Page text:
--------------------
Chart GPU vs CPU

tomasito · October 14, 2008, 2:38pm

Hi guys,

this is a really general question I have, and perhaps it does not fit in this forum, however I didn’t know where to ask for such an information.

I was working on a GPU implementation of an algorithm. Thinks work, algorithm calulation time was reduced and everything is fine! Nevertheless, now I have to write a report about it and I tried to find a recent comparison between CPUs and GPUs.

I found a chart that compares the CPUs development with the GPU from 2003 to 2006, however this is two years ago, so imensive development took place in the meanwhile. I mean isn’t there anythink out that compares the new Tesla 10 series or the 200series with the new Intel processors???

I had a look to recent articles published on nvidia.com and searched for it on google, but I couldn’t find anything, most article just focus on the passed T-gflops limit, but don’t put in in comparison.

So perhaps some of you has such a chart or knows where to find it!

Thanks!

spg · October 14, 2008, 5:34pm

Latest CUDA manual presented quite a recent graph, featuring GT200 and [I think, don’t know intel processors’ naming] some intel cpu.

gonnet · October 14, 2008, 5:47pm

Perhaps you should also note that this comparision is good for marketting, but it’s totally irrelevant otherwise. Instead of writting a report were you compare those, perhaps you should just discuss how pointless it is :)
--------------------
Given material:
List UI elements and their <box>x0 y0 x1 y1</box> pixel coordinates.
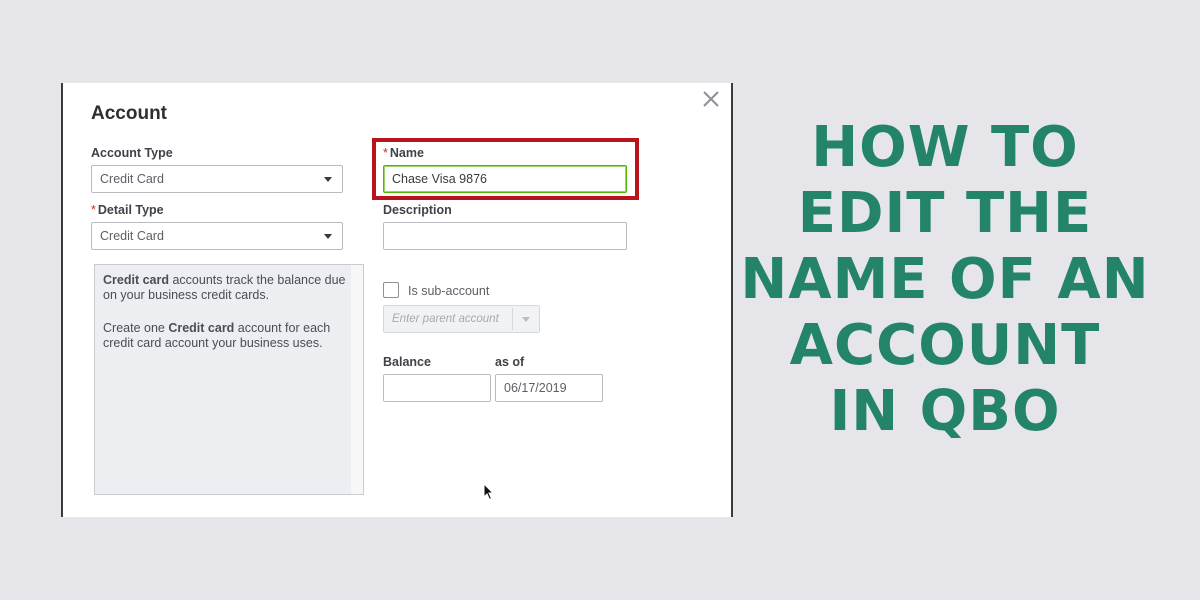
--------------------
Direction: In the thread about comparing GPUs and CPUs, which years did the chart that tomasito found cover?

Exercise response: It covered 2003 to 2006.